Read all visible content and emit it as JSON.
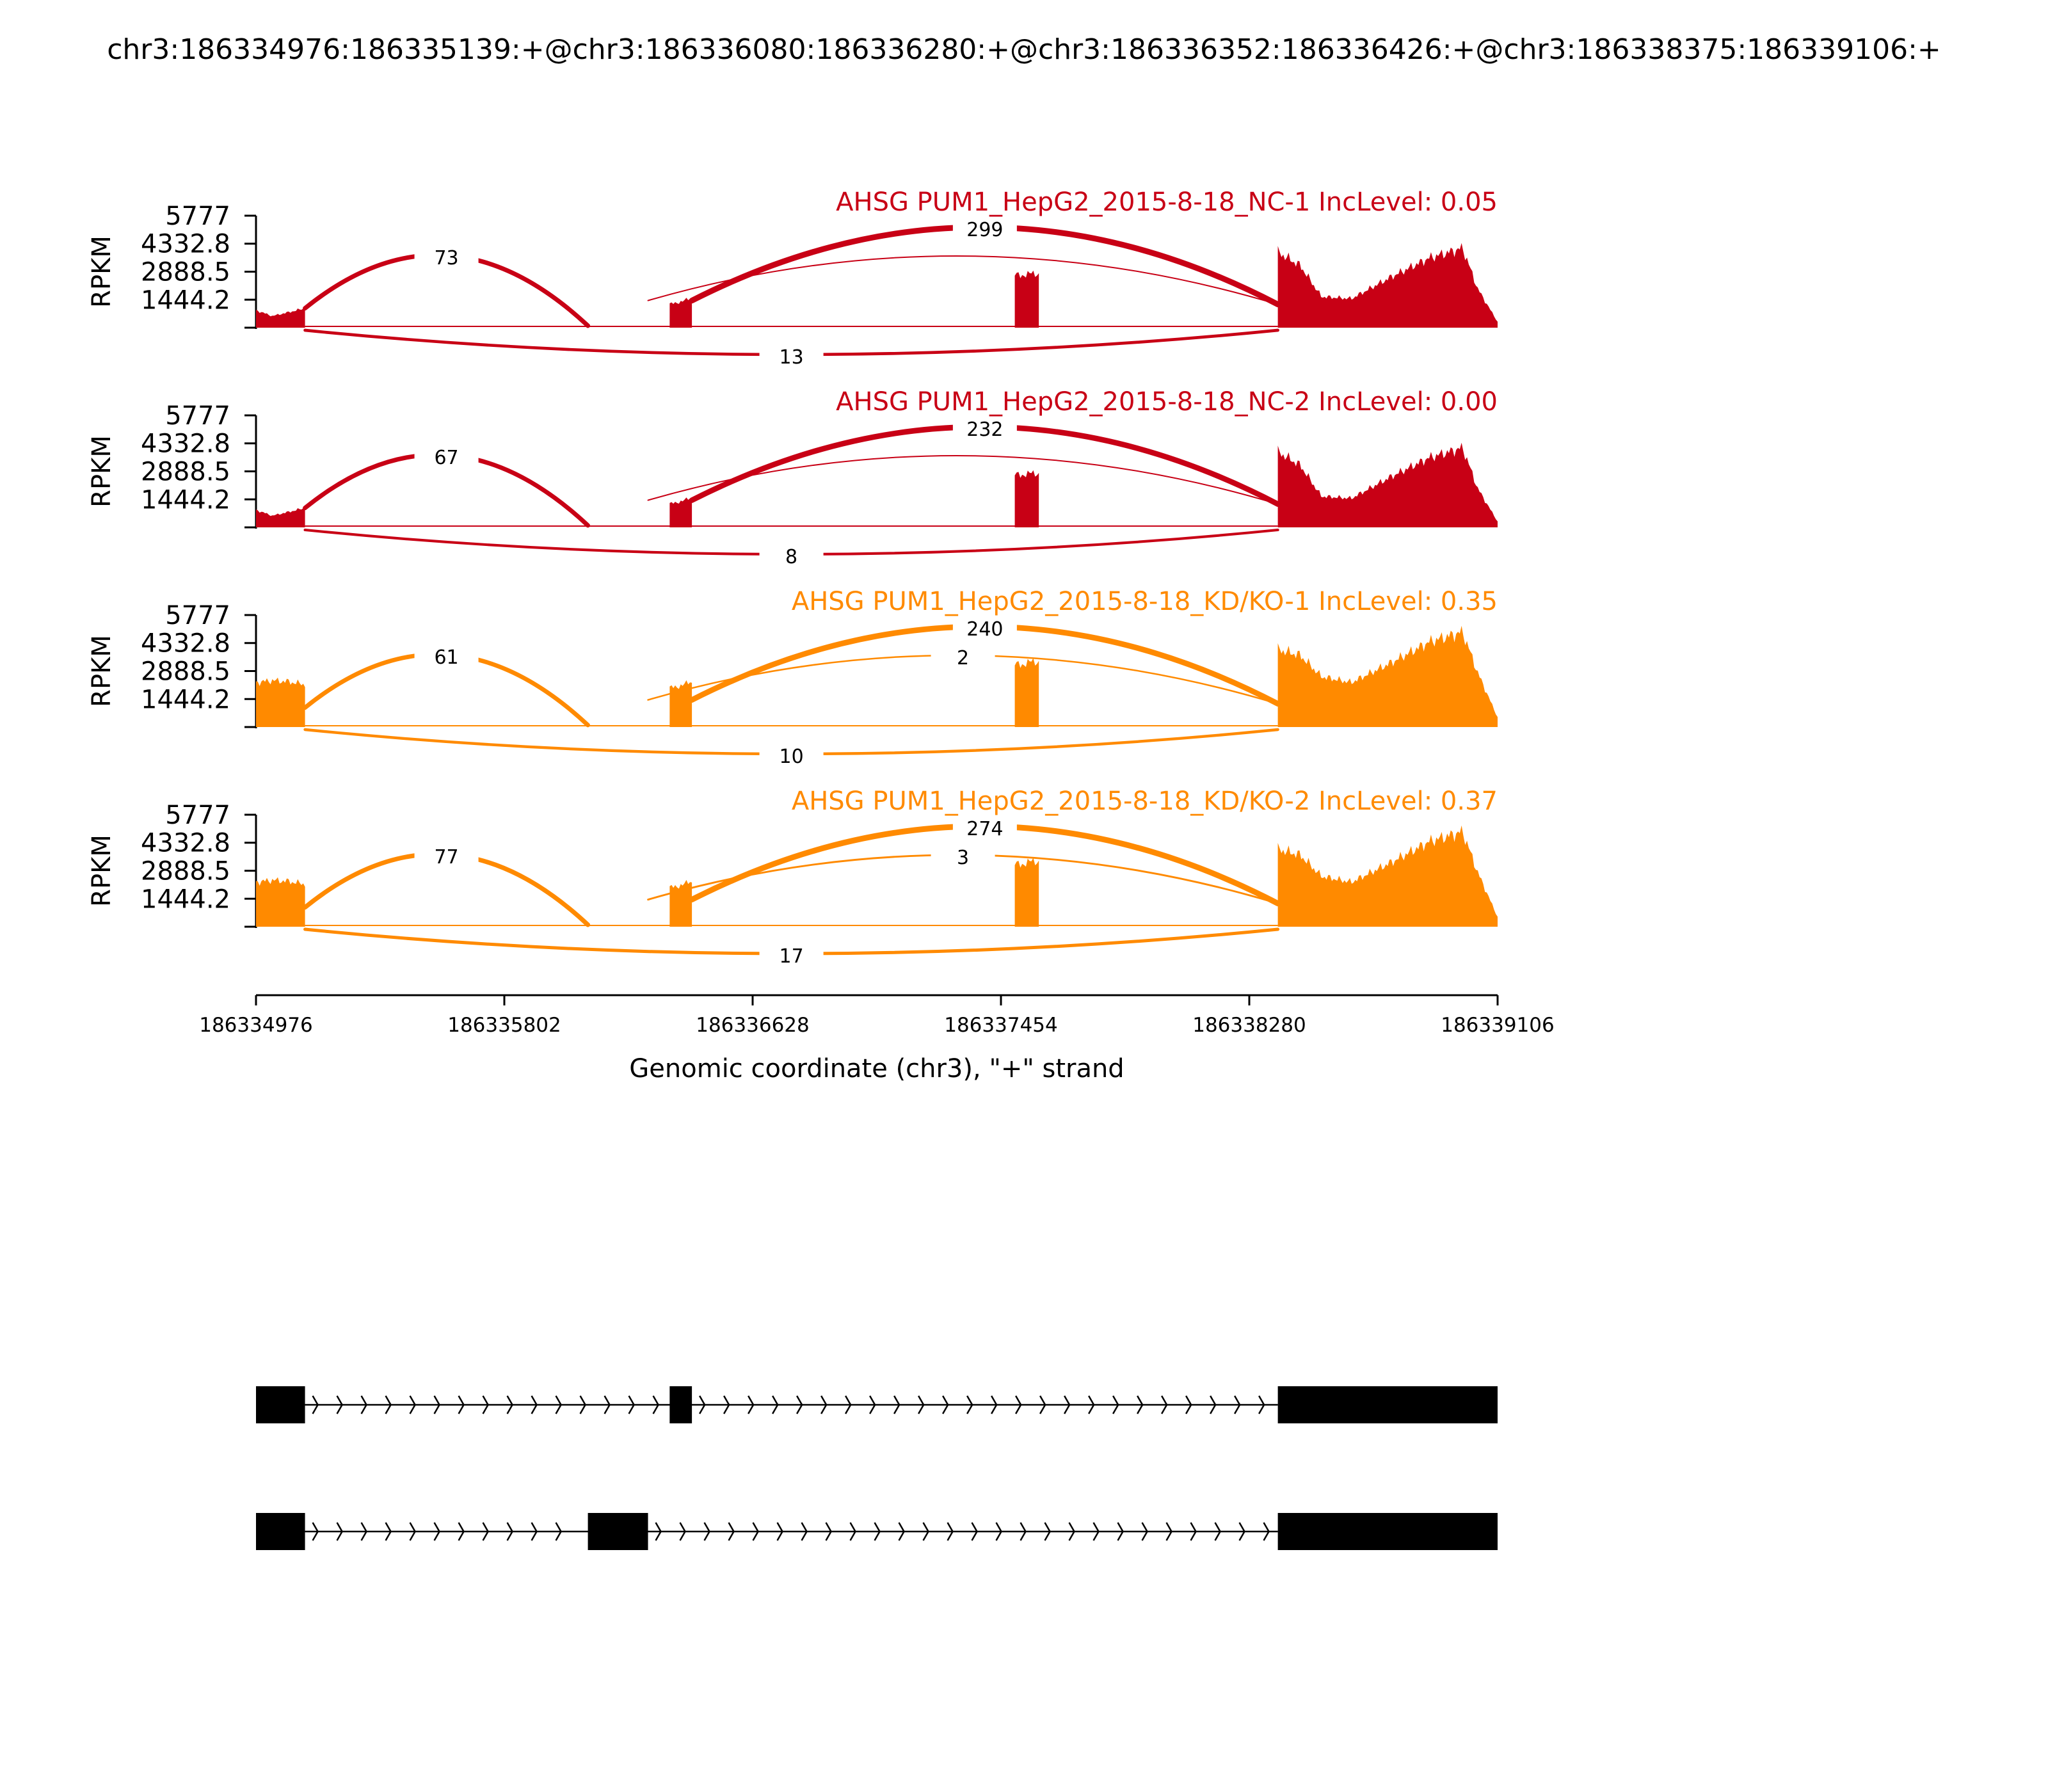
{
  "chart_data": {
    "type": "sashimi",
    "title": "chr3:186334976:186335139:+@chr3:186336080:186336280:+@chr3:186336352:186336426:+@chr3:186338375:186339106:+",
    "xlabel": "Genomic coordinate (chr3), \"+\" strand",
    "ylabel": "RPKM",
    "xlim": [
      186334976,
      186339106
    ],
    "xticks": [
      186334976,
      186335802,
      186336628,
      186337454,
      186338280,
      186339106
    ],
    "xtick_labels": [
      "186334976",
      "186335802",
      "186336628",
      "186337454",
      "186338280",
      "186339106"
    ],
    "ylim": [
      0,
      5777
    ],
    "yticks": [
      1444.2,
      2888.5,
      4332.8,
      5777
    ],
    "ytick_labels": [
      "1444.2",
      "2888.5",
      "4332.8",
      "5777"
    ],
    "exons": [
      {
        "start": 186334976,
        "end": 186335139
      },
      {
        "start": 186336080,
        "end": 186336280
      },
      {
        "start": 186336352,
        "end": 186336426
      },
      {
        "start": 186337500,
        "end": 186337580
      },
      {
        "start": 186338375,
        "end": 186339106
      }
    ],
    "coverage": {
      "NC": [
        [
          186334976,
          900
        ],
        [
          186335030,
          600
        ],
        [
          186335080,
          780
        ],
        [
          186335139,
          1000
        ],
        [
          186336352,
          1200
        ],
        [
          186336426,
          1500
        ],
        [
          186337500,
          2700
        ],
        [
          186337580,
          2800
        ],
        [
          186338375,
          3900
        ],
        [
          186338450,
          3200
        ],
        [
          186338520,
          1600
        ],
        [
          186338620,
          1500
        ],
        [
          186338750,
          2600
        ],
        [
          186338880,
          3600
        ],
        [
          186338990,
          4100
        ],
        [
          186339040,
          2000
        ],
        [
          186339106,
          300
        ]
      ],
      "KD": [
        [
          186334976,
          2300
        ],
        [
          186335030,
          2400
        ],
        [
          186335080,
          2350
        ],
        [
          186335139,
          2200
        ],
        [
          186336352,
          2000
        ],
        [
          186336426,
          2300
        ],
        [
          186337500,
          3200
        ],
        [
          186337580,
          3400
        ],
        [
          186338375,
          4000
        ],
        [
          186338450,
          3700
        ],
        [
          186338520,
          2600
        ],
        [
          186338620,
          2300
        ],
        [
          186338750,
          3300
        ],
        [
          186338880,
          4400
        ],
        [
          186338990,
          4900
        ],
        [
          186339040,
          2800
        ],
        [
          186339106,
          500
        ]
      ]
    },
    "series": [
      {
        "name": "AHSG PUM1_HepG2_2015-8-18_NC-1 IncLevel: 0.05",
        "color": "#c80015",
        "coverage": "NC",
        "junctions": [
          {
            "start": 186335139,
            "end": 186336080,
            "count": "73",
            "above": true
          },
          {
            "start": 186336426,
            "end": 186338375,
            "count": "299",
            "above": true
          },
          {
            "start": 186336280,
            "end": 186338375,
            "count": "",
            "above": true
          },
          {
            "start": 186335139,
            "end": 186338375,
            "count": "13",
            "above": false
          }
        ]
      },
      {
        "name": "AHSG PUM1_HepG2_2015-8-18_NC-2 IncLevel: 0.00",
        "color": "#c80015",
        "coverage": "NC",
        "junctions": [
          {
            "start": 186335139,
            "end": 186336080,
            "count": "67",
            "above": true
          },
          {
            "start": 186336426,
            "end": 186338375,
            "count": "232",
            "above": true
          },
          {
            "start": 186336280,
            "end": 186338375,
            "count": "",
            "above": true
          },
          {
            "start": 186335139,
            "end": 186338375,
            "count": "8",
            "above": false
          }
        ]
      },
      {
        "name": "AHSG PUM1_HepG2_2015-8-18_KD/KO-1 IncLevel: 0.35",
        "color": "#ff8a00",
        "coverage": "KD",
        "junctions": [
          {
            "start": 186335139,
            "end": 186336080,
            "count": "61",
            "above": true
          },
          {
            "start": 186336426,
            "end": 186338375,
            "count": "240",
            "above": true
          },
          {
            "start": 186336280,
            "end": 186338375,
            "count": "2",
            "above": true
          },
          {
            "start": 186335139,
            "end": 186338375,
            "count": "10",
            "above": false
          }
        ]
      },
      {
        "name": "AHSG PUM1_HepG2_2015-8-18_KD/KO-2 IncLevel: 0.37",
        "color": "#ff8a00",
        "coverage": "KD",
        "junctions": [
          {
            "start": 186335139,
            "end": 186336080,
            "count": "77",
            "above": true
          },
          {
            "start": 186336426,
            "end": 186338375,
            "count": "274",
            "above": true
          },
          {
            "start": 186336280,
            "end": 186338375,
            "count": "3",
            "above": true
          },
          {
            "start": 186335139,
            "end": 186338375,
            "count": "17",
            "above": false
          }
        ]
      }
    ],
    "isoforms": [
      {
        "exons": [
          [
            186334976,
            186335139
          ],
          [
            186336352,
            186336426
          ],
          [
            186338375,
            186339106
          ]
        ]
      },
      {
        "exons": [
          [
            186334976,
            186335139
          ],
          [
            186336080,
            186336280
          ],
          [
            186338375,
            186339106
          ]
        ]
      }
    ]
  }
}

=-=-=-=-=

WHAT IS NEEDED: Omit the pictures and write out the remaining data exactly.

THE ANSWER:
Read all visible content and emit it as JSON.
{
  "chart_data": {
    "type": "sashimi",
    "title": "chr3:186334976:186335139:+@chr3:186336080:186336280:+@chr3:186336352:186336426:+@chr3:186338375:186339106:+",
    "xlabel": "Genomic coordinate (chr3), \"+\" strand",
    "ylabel": "RPKM",
    "xlim": [
      186334976,
      186339106
    ],
    "xticks": [
      186334976,
      186335802,
      186336628,
      186337454,
      186338280,
      186339106
    ],
    "xtick_labels": [
      "186334976",
      "186335802",
      "186336628",
      "186337454",
      "186338280",
      "186339106"
    ],
    "ylim": [
      0,
      5777
    ],
    "yticks": [
      1444.2,
      2888.5,
      4332.8,
      5777
    ],
    "ytick_labels": [
      "1444.2",
      "2888.5",
      "4332.8",
      "5777"
    ],
    "exons": [
      {
        "start": 186334976,
        "end": 186335139
      },
      {
        "start": 186336080,
        "end": 186336280
      },
      {
        "start": 186336352,
        "end": 186336426
      },
      {
        "start": 186337500,
        "end": 186337580
      },
      {
        "start": 186338375,
        "end": 186339106
      }
    ],
    "coverage": {
      "NC": [
        [
          186334976,
          900
        ],
        [
          186335030,
          600
        ],
        [
          186335080,
          780
        ],
        [
          186335139,
          1000
        ],
        [
          186336352,
          1200
        ],
        [
          186336426,
          1500
        ],
        [
          186337500,
          2700
        ],
        [
          186337580,
          2800
        ],
        [
          186338375,
          3900
        ],
        [
          186338450,
          3200
        ],
        [
          186338520,
          1600
        ],
        [
          186338620,
          1500
        ],
        [
          186338750,
          2600
        ],
        [
          186338880,
          3600
        ],
        [
          186338990,
          4100
        ],
        [
          186339040,
          2000
        ],
        [
          186339106,
          300
        ]
      ],
      "KD": [
        [
          186334976,
          2300
        ],
        [
          186335030,
          2400
        ],
        [
          186335080,
          2350
        ],
        [
          186335139,
          2200
        ],
        [
          186336352,
          2000
        ],
        [
          186336426,
          2300
        ],
        [
          186337500,
          3200
        ],
        [
          186337580,
          3400
        ],
        [
          186338375,
          4000
        ],
        [
          186338450,
          3700
        ],
        [
          186338520,
          2600
        ],
        [
          186338620,
          2300
        ],
        [
          186338750,
          3300
        ],
        [
          186338880,
          4400
        ],
        [
          186338990,
          4900
        ],
        [
          186339040,
          2800
        ],
        [
          186339106,
          500
        ]
      ]
    },
    "series": [
      {
        "name": "AHSG PUM1_HepG2_2015-8-18_NC-1 IncLevel: 0.05",
        "color": "#c80015",
        "coverage": "NC",
        "junctions": [
          {
            "start": 186335139,
            "end": 186336080,
            "count": "73",
            "above": true
          },
          {
            "start": 186336426,
            "end": 186338375,
            "count": "299",
            "above": true
          },
          {
            "start": 186336280,
            "end": 186338375,
            "count": "",
            "above": true
          },
          {
            "start": 186335139,
            "end": 186338375,
            "count": "13",
            "above": false
          }
        ]
      },
      {
        "name": "AHSG PUM1_HepG2_2015-8-18_NC-2 IncLevel: 0.00",
        "color": "#c80015",
        "coverage": "NC",
        "junctions": [
          {
            "start": 186335139,
            "end": 186336080,
            "count": "67",
            "above": true
          },
          {
            "start": 186336426,
            "end": 186338375,
            "count": "232",
            "above": true
          },
          {
            "start": 186336280,
            "end": 186338375,
            "count": "",
            "above": true
          },
          {
            "start": 186335139,
            "end": 186338375,
            "count": "8",
            "above": false
          }
        ]
      },
      {
        "name": "AHSG PUM1_HepG2_2015-8-18_KD/KO-1 IncLevel: 0.35",
        "color": "#ff8a00",
        "coverage": "KD",
        "junctions": [
          {
            "start": 186335139,
            "end": 186336080,
            "count": "61",
            "above": true
          },
          {
            "start": 186336426,
            "end": 186338375,
            "count": "240",
            "above": true
          },
          {
            "start": 186336280,
            "end": 186338375,
            "count": "2",
            "above": true
          },
          {
            "start": 186335139,
            "end": 186338375,
            "count": "10",
            "above": false
          }
        ]
      },
      {
        "name": "AHSG PUM1_HepG2_2015-8-18_KD/KO-2 IncLevel: 0.37",
        "color": "#ff8a00",
        "coverage": "KD",
        "junctions": [
          {
            "start": 186335139,
            "end": 186336080,
            "count": "77",
            "above": true
          },
          {
            "start": 186336426,
            "end": 186338375,
            "count": "274",
            "above": true
          },
          {
            "start": 186336280,
            "end": 186338375,
            "count": "3",
            "above": true
          },
          {
            "start": 186335139,
            "end": 186338375,
            "count": "17",
            "above": false
          }
        ]
      }
    ],
    "isoforms": [
      {
        "exons": [
          [
            186334976,
            186335139
          ],
          [
            186336352,
            186336426
          ],
          [
            186338375,
            186339106
          ]
        ]
      },
      {
        "exons": [
          [
            186334976,
            186335139
          ],
          [
            186336080,
            186336280
          ],
          [
            186338375,
            186339106
          ]
        ]
      }
    ]
  }
}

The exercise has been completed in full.